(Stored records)

::::::::

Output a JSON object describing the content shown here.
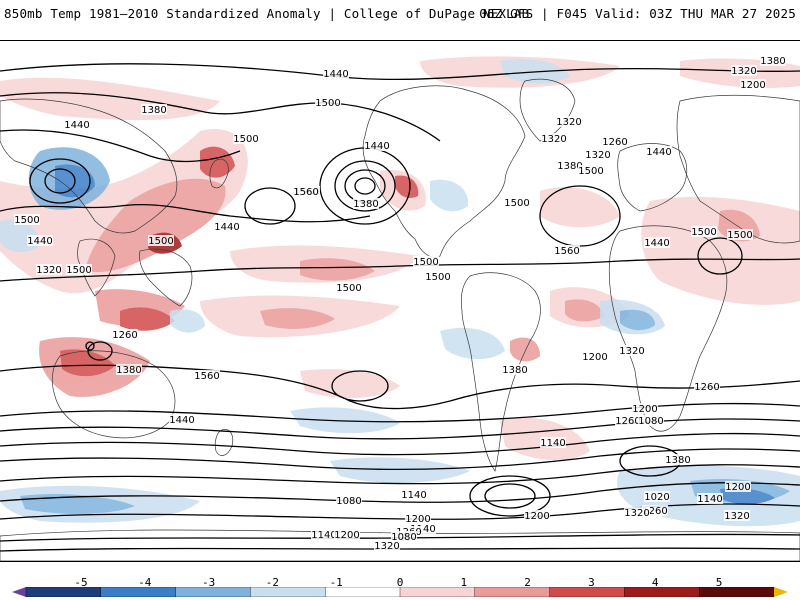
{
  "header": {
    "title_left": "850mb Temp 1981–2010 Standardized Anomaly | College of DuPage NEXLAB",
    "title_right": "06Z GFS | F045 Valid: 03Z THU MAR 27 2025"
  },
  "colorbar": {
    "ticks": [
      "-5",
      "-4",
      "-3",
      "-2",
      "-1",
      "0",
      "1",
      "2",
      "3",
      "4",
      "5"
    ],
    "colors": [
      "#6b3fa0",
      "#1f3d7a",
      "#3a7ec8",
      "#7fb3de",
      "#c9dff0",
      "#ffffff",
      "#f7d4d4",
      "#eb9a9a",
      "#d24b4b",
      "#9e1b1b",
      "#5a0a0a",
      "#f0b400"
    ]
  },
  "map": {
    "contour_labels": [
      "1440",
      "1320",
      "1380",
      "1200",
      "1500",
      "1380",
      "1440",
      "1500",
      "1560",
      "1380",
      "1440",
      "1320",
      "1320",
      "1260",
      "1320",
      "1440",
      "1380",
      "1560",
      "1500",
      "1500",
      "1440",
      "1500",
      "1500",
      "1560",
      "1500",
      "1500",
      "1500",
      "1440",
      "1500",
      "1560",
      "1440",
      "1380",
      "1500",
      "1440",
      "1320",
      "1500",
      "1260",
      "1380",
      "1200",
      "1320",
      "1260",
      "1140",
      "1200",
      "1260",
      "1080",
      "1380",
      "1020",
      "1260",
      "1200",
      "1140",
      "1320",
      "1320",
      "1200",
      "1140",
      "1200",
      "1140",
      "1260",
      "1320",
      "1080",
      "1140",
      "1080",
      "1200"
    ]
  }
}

::::::::

• _GIVEN EXERCISE_
Repeat all the records above exactly, leaving out any pictures.

• _RESULT FOR THIS EXERCISE_
Output a JSON object describing the content shown here.
{
  "header": {
    "title_left": "850mb Temp 1981–2010 Standardized Anomaly | College of DuPage NEXLAB",
    "title_right": "06Z GFS | F045 Valid: 03Z THU MAR 27 2025"
  },
  "colorbar": {
    "ticks": [
      "-5",
      "-4",
      "-3",
      "-2",
      "-1",
      "0",
      "1",
      "2",
      "3",
      "4",
      "5"
    ],
    "colors": [
      "#6b3fa0",
      "#1f3d7a",
      "#3a7ec8",
      "#7fb3de",
      "#c9dff0",
      "#ffffff",
      "#f7d4d4",
      "#eb9a9a",
      "#d24b4b",
      "#9e1b1b",
      "#5a0a0a",
      "#f0b400"
    ]
  },
  "map": {
    "contour_labels": [
      "1440",
      "1320",
      "1380",
      "1200",
      "1500",
      "1380",
      "1440",
      "1500",
      "1560",
      "1380",
      "1440",
      "1320",
      "1320",
      "1260",
      "1320",
      "1440",
      "1380",
      "1560",
      "1500",
      "1500",
      "1440",
      "1500",
      "1500",
      "1560",
      "1500",
      "1500",
      "1500",
      "1440",
      "1500",
      "1560",
      "1440",
      "1380",
      "1500",
      "1440",
      "1320",
      "1500",
      "1260",
      "1380",
      "1200",
      "1320",
      "1260",
      "1140",
      "1200",
      "1260",
      "1080",
      "1380",
      "1020",
      "1260",
      "1200",
      "1140",
      "1320",
      "1320",
      "1200",
      "1140",
      "1200",
      "1140",
      "1260",
      "1320",
      "1080",
      "1140",
      "1080",
      "1200"
    ]
  }
}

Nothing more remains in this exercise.